## Given task
Copy out each line in the material below that has the word "Output".

## Exercise data
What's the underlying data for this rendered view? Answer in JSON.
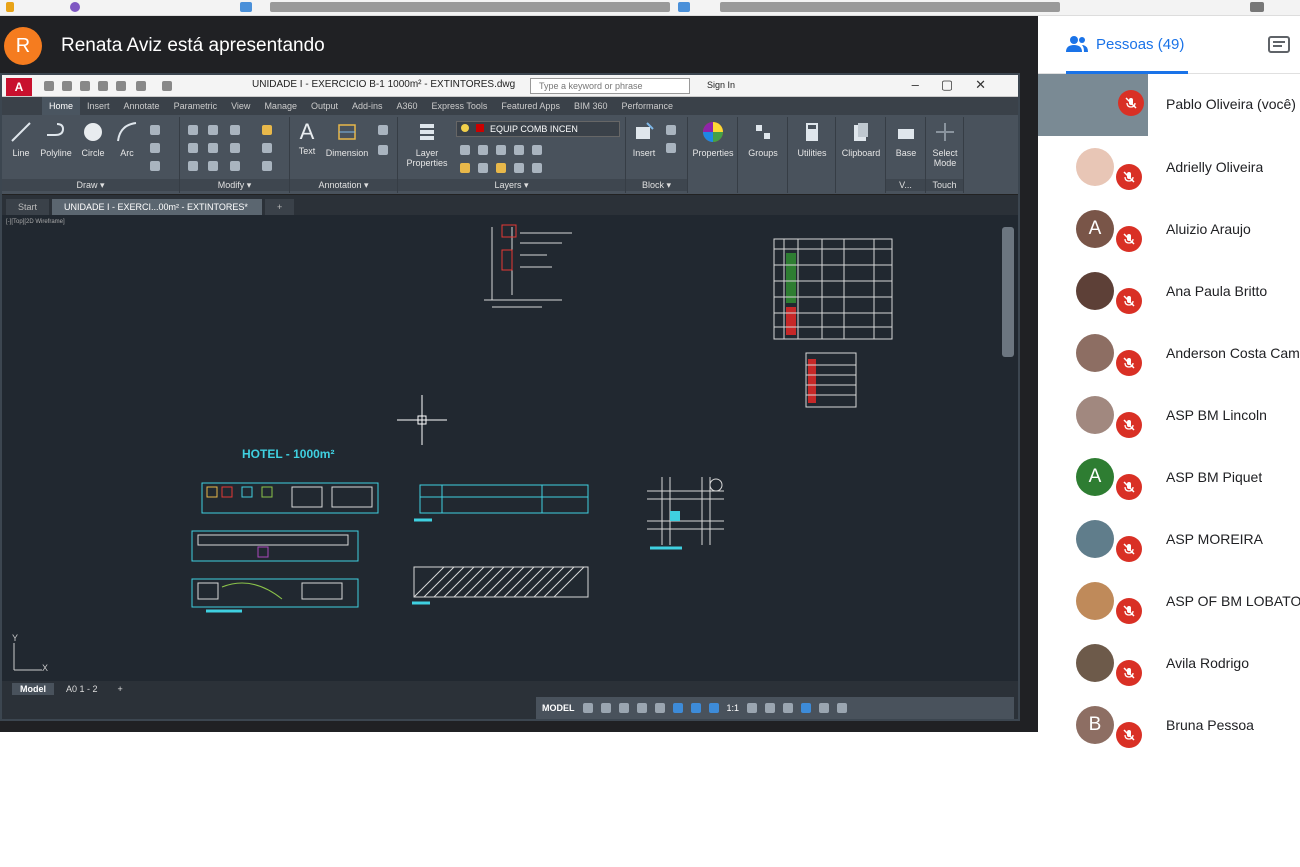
{
  "meet": {
    "presenter_initial": "R",
    "presenter_text": "Renata Aviz está apresentando",
    "people_tab_label": "Pessoas (49)",
    "participants": [
      {
        "name": "Pablo Oliveira (você)",
        "avatar_initial": "",
        "avatar_color": "#7a8a94",
        "muted": true
      },
      {
        "name": "Adrielly Oliveira",
        "avatar_initial": "",
        "avatar_color": "#e8c6b6",
        "muted": true
      },
      {
        "name": "Aluizio Araujo",
        "avatar_initial": "A",
        "avatar_color": "#795548",
        "muted": true
      },
      {
        "name": "Ana Paula Britto",
        "avatar_initial": "",
        "avatar_color": "#5d4037",
        "muted": true
      },
      {
        "name": "Anderson Costa Cam",
        "avatar_initial": "",
        "avatar_color": "#8d6e63",
        "muted": true
      },
      {
        "name": "ASP BM Lincoln",
        "avatar_initial": "",
        "avatar_color": "#a1887f",
        "muted": true
      },
      {
        "name": "ASP BM Piquet",
        "avatar_initial": "A",
        "avatar_color": "#2e7d32",
        "muted": true
      },
      {
        "name": "ASP MOREIRA",
        "avatar_initial": "",
        "avatar_color": "#607d8b",
        "muted": true
      },
      {
        "name": "ASP OF BM LOBATO",
        "avatar_initial": "",
        "avatar_color": "#bf8a5a",
        "muted": true
      },
      {
        "name": "Avila Rodrigo",
        "avatar_initial": "",
        "avatar_color": "#6d5a4a",
        "muted": true
      },
      {
        "name": "Bruna Pessoa",
        "avatar_initial": "B",
        "avatar_color": "#8d6e63",
        "muted": true
      }
    ]
  },
  "autocad": {
    "logo": "A",
    "doc_title": "UNIDADE I - EXERCICIO B-1 1000m² - EXTINTORES.dwg",
    "search_placeholder": "Type a keyword or phrase",
    "sign_in": "Sign In",
    "tabs": [
      "Home",
      "Insert",
      "Annotate",
      "Parametric",
      "View",
      "Manage",
      "Output",
      "Add-ins",
      "A360",
      "Express Tools",
      "Featured Apps",
      "BIM 360",
      "Performance"
    ],
    "draw_tools": [
      "Line",
      "Polyline",
      "Circle",
      "Arc"
    ],
    "group_labels": {
      "draw": "Draw ▾",
      "modify": "Modify ▾",
      "annotation": "Annotation ▾",
      "layers": "Layers ▾",
      "block": "Block ▾"
    },
    "annotation_tools": [
      "Text",
      "Dimension"
    ],
    "layer_props": "Layer Properties",
    "layer_name": "EQUIP COMB INCEN",
    "insert": "Insert",
    "properties": "Properties",
    "groups": "Groups",
    "utilities": "Utilities",
    "clipboard": "Clipboard",
    "base": "Base",
    "select_mode": "Select Mode",
    "touch": "Touch",
    "v_label": "V...",
    "doc_tabs": [
      "Start",
      "UNIDADE I - EXERCI...00m² - EXTINTORES*"
    ],
    "viewport_label": "[-][Top][2D Wireframe]",
    "drawing_title": "HOTEL - 1000m²",
    "layout_tabs": [
      "Model",
      "A0 1 - 2"
    ],
    "status_model": "MODEL",
    "scale": "1:1"
  },
  "colors": {
    "accent": "#1a73e8",
    "muted_red": "#d93025",
    "cad_cyan": "#3fd0e0",
    "cad_bg": "#212830"
  }
}
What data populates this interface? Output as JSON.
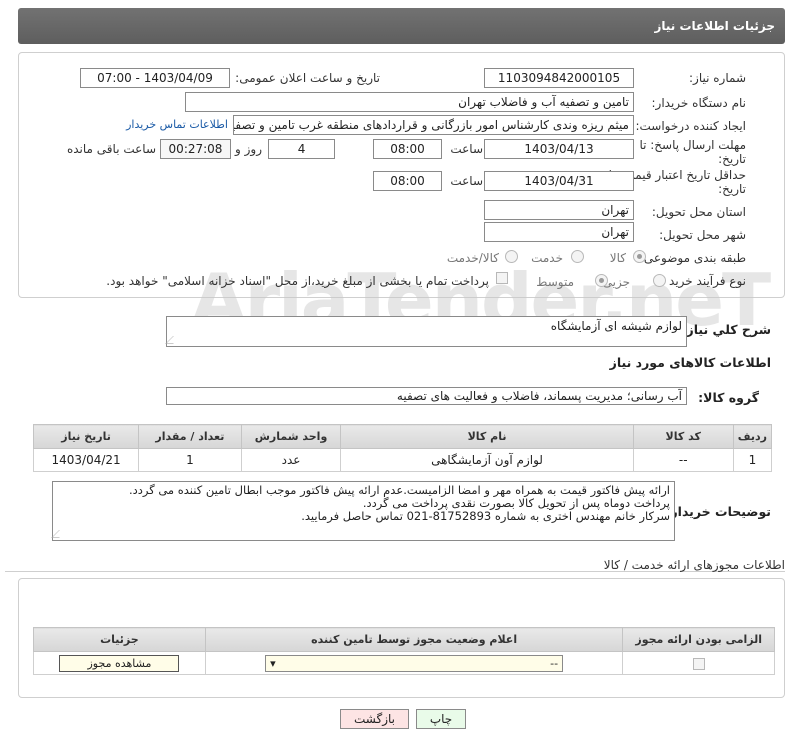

## Exercise result
      "Output",
What data populates this interface? Output as JSON.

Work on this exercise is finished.